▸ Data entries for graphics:
=======

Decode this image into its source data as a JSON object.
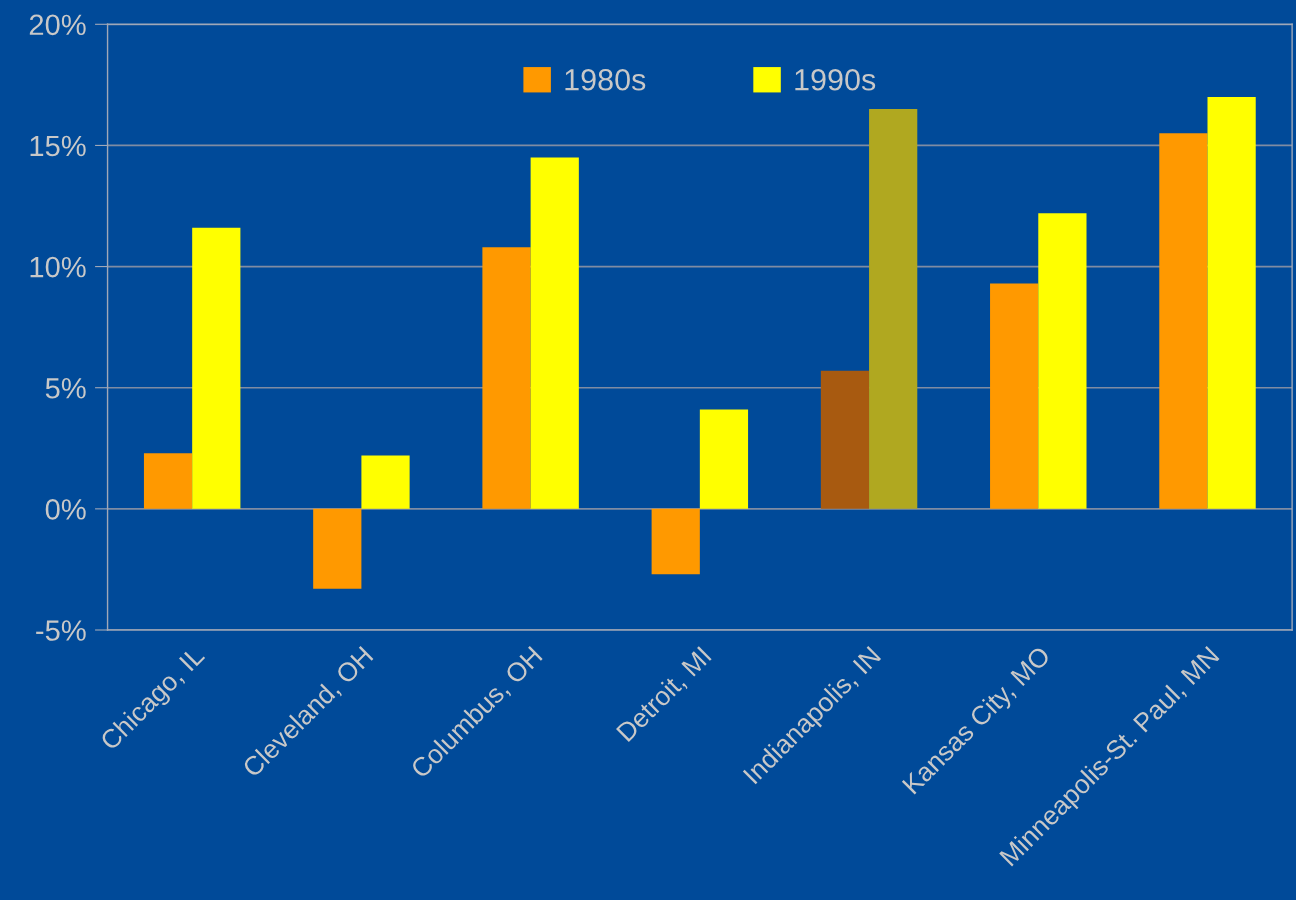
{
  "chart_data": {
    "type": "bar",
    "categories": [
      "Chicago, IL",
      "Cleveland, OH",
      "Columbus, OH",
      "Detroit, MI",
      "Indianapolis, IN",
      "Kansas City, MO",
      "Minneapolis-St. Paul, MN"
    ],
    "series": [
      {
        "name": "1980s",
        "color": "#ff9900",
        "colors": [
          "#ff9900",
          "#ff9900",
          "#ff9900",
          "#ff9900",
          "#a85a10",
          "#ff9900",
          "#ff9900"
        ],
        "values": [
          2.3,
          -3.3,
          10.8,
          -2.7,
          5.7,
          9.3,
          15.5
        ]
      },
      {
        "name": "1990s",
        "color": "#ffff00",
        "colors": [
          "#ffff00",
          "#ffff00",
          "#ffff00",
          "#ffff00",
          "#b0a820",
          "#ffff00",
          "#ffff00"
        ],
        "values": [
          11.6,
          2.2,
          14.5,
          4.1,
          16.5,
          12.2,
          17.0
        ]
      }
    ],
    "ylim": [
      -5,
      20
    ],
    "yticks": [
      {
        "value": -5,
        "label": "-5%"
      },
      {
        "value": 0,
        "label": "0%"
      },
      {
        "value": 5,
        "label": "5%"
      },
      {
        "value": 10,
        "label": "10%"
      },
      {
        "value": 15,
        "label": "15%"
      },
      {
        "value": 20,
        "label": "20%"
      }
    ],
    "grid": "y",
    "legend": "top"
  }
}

=======

▸ EXERCISE DETAILS: Return the entries unchanged, save for the pictures, which do not belong in the copy.

▸ EXERCISE OUTPUT:
Decode this image into its source data as a JSON object.
{
  "chart_data": {
    "type": "bar",
    "categories": [
      "Chicago, IL",
      "Cleveland, OH",
      "Columbus, OH",
      "Detroit, MI",
      "Indianapolis, IN",
      "Kansas City, MO",
      "Minneapolis-St. Paul, MN"
    ],
    "series": [
      {
        "name": "1980s",
        "color": "#ff9900",
        "colors": [
          "#ff9900",
          "#ff9900",
          "#ff9900",
          "#ff9900",
          "#a85a10",
          "#ff9900",
          "#ff9900"
        ],
        "values": [
          2.3,
          -3.3,
          10.8,
          -2.7,
          5.7,
          9.3,
          15.5
        ]
      },
      {
        "name": "1990s",
        "color": "#ffff00",
        "colors": [
          "#ffff00",
          "#ffff00",
          "#ffff00",
          "#ffff00",
          "#b0a820",
          "#ffff00",
          "#ffff00"
        ],
        "values": [
          11.6,
          2.2,
          14.5,
          4.1,
          16.5,
          12.2,
          17.0
        ]
      }
    ],
    "ylim": [
      -5,
      20
    ],
    "yticks": [
      {
        "value": -5,
        "label": "-5%"
      },
      {
        "value": 0,
        "label": "0%"
      },
      {
        "value": 5,
        "label": "5%"
      },
      {
        "value": 10,
        "label": "10%"
      },
      {
        "value": 15,
        "label": "15%"
      },
      {
        "value": 20,
        "label": "20%"
      }
    ],
    "grid": "y",
    "legend": "top"
  }
}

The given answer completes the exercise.